§ **What is required**: Scan the listing below and copy every line holding "name".

§ **Records that describe figures**:

# # # # # # #

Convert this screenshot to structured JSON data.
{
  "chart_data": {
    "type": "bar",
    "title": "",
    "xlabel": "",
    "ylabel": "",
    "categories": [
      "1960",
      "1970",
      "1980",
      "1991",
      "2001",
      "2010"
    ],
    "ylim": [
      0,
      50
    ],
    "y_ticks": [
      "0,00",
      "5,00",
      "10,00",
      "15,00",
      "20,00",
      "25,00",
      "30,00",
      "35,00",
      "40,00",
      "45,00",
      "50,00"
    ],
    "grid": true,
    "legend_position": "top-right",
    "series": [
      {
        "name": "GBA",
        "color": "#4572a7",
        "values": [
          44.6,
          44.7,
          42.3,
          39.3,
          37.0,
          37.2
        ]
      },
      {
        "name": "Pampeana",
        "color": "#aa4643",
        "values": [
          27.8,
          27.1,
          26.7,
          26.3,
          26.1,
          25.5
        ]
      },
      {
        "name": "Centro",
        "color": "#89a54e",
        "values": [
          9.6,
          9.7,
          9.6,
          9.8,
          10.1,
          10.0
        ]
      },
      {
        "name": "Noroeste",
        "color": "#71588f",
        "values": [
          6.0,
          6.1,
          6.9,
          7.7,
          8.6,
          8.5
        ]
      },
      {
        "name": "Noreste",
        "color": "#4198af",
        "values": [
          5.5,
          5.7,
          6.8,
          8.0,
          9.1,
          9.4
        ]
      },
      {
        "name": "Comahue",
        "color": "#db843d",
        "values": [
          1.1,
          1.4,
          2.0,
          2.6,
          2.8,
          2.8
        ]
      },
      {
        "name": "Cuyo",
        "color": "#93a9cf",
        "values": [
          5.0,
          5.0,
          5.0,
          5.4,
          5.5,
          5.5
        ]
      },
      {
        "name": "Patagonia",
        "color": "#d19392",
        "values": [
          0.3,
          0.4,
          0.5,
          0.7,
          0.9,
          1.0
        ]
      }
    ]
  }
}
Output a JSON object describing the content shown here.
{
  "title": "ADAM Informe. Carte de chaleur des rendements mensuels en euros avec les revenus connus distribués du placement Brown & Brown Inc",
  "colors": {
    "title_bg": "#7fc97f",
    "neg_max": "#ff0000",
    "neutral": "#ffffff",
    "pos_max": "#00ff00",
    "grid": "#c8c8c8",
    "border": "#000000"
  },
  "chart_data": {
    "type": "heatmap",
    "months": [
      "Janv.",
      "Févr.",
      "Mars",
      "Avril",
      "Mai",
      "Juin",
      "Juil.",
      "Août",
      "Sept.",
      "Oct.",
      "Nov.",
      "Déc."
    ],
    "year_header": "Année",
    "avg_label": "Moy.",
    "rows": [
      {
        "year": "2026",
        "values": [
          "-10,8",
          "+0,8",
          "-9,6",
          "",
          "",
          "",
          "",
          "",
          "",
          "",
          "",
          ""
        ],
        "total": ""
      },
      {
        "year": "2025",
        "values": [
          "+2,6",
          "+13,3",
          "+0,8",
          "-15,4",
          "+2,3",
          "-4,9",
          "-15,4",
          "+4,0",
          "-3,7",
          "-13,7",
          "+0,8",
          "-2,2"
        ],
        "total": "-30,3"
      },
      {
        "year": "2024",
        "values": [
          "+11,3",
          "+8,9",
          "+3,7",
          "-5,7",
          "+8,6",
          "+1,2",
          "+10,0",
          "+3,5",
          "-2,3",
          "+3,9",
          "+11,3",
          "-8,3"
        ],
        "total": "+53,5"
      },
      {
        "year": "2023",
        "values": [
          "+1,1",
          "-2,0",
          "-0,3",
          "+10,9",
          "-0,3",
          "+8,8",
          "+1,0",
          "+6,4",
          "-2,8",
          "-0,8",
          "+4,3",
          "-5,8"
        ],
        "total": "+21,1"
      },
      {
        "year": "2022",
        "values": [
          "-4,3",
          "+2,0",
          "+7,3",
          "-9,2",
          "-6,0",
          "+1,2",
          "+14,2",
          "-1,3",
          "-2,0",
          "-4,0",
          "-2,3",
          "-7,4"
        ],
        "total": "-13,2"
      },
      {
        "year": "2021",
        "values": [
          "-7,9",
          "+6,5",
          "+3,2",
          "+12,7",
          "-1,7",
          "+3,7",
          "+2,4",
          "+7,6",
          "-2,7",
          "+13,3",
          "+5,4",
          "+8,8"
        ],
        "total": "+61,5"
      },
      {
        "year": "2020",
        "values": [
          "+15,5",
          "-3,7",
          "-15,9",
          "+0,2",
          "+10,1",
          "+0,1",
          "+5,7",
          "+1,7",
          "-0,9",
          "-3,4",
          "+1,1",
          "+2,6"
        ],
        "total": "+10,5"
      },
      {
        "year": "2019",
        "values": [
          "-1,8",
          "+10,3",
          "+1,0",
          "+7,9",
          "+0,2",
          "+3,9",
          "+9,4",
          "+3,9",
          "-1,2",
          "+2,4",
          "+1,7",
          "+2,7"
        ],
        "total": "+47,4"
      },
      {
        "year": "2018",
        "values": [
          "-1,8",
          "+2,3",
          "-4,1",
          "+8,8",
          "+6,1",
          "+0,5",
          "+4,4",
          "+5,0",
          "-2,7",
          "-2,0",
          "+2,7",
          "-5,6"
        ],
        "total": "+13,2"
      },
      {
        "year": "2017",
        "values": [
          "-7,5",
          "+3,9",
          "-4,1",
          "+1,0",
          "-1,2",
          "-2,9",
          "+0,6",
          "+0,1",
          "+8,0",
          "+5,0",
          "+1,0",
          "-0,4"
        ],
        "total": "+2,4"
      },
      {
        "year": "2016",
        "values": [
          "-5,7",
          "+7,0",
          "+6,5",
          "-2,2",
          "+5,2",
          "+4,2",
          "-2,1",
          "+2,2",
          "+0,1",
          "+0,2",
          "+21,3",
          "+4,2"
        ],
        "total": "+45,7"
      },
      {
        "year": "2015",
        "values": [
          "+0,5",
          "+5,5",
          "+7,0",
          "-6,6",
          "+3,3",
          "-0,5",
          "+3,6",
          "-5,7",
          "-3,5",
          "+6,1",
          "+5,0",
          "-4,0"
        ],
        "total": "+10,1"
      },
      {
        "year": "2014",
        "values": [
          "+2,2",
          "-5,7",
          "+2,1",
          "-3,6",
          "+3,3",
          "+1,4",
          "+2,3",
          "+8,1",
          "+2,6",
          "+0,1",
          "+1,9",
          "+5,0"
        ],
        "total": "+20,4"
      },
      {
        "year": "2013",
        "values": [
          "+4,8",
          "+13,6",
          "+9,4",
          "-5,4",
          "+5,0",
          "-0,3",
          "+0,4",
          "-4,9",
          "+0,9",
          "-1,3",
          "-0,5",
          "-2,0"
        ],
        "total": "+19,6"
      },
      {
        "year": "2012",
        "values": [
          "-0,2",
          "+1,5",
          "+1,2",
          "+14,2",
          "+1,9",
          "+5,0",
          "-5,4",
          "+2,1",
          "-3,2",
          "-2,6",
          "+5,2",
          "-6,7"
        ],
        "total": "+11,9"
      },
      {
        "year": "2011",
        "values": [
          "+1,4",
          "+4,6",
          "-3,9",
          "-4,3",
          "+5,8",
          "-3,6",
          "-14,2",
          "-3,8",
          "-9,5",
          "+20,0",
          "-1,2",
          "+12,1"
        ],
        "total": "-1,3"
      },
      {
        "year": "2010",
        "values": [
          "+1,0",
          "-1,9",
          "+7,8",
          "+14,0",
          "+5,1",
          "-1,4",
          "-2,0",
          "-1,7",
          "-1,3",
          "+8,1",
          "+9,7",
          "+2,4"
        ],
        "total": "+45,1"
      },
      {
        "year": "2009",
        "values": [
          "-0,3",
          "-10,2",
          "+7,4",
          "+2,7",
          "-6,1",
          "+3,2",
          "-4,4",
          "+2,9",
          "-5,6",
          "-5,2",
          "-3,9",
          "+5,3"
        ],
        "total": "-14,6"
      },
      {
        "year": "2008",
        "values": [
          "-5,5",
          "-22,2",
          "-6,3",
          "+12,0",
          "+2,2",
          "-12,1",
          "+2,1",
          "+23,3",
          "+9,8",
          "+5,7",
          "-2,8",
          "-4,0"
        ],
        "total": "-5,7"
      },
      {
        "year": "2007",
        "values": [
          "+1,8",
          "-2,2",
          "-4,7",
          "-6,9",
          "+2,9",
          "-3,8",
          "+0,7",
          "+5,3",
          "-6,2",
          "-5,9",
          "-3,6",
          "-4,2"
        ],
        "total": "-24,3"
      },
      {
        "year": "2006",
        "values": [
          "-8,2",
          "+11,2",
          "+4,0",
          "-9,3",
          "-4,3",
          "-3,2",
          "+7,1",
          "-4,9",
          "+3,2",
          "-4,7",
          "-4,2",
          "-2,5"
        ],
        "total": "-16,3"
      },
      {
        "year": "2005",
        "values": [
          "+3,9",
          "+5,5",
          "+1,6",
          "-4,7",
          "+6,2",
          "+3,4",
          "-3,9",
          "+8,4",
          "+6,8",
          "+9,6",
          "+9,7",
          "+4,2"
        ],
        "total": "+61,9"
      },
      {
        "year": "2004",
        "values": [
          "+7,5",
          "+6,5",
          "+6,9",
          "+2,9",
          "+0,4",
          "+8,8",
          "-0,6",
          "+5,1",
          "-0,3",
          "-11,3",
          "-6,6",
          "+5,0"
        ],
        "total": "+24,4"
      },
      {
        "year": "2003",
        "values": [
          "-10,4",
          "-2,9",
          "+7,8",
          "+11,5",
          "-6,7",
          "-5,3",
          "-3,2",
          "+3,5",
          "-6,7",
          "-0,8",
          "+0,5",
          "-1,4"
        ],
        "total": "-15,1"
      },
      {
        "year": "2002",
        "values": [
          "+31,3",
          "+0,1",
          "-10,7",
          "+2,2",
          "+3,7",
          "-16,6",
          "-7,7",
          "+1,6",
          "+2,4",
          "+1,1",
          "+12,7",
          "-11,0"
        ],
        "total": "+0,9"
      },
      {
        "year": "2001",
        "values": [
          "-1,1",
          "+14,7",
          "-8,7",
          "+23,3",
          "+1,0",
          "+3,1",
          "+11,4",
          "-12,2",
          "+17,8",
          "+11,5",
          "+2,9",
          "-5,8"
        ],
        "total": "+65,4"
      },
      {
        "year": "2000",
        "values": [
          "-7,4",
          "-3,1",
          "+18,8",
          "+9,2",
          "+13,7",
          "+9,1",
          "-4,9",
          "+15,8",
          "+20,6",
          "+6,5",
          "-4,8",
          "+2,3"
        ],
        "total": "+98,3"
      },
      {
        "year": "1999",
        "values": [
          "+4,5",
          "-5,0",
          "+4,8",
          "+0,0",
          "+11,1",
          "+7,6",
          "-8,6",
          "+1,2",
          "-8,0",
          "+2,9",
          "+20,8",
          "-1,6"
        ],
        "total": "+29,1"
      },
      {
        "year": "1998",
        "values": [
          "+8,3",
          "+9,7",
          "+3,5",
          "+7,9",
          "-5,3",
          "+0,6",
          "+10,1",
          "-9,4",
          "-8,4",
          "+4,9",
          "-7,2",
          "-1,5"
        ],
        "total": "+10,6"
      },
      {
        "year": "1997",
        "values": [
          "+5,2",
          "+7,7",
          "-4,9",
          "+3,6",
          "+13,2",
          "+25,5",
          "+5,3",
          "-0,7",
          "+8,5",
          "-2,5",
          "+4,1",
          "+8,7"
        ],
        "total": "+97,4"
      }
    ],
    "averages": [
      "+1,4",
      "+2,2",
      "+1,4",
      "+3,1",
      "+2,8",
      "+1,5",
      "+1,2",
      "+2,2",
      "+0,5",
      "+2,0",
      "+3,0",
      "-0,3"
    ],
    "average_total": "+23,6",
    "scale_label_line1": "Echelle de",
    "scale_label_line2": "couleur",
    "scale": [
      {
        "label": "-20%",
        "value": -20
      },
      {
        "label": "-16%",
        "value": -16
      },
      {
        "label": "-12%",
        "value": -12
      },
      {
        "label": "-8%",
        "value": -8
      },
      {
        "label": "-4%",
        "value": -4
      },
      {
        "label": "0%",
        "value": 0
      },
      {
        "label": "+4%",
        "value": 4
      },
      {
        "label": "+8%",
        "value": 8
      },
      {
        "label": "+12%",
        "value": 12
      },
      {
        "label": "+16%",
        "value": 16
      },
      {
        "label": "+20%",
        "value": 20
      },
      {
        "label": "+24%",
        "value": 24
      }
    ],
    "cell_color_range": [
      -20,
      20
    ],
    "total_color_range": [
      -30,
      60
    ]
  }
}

# # # # # # #

§ **Solution**:
        "name": "GBA",
        "name": "Pampeana",
        "name": "Centro",
        "name": "Noroeste",
        "name": "Noreste",
        "name": "Comahue",
        "name": "Cuyo",
        "name": "Patagonia",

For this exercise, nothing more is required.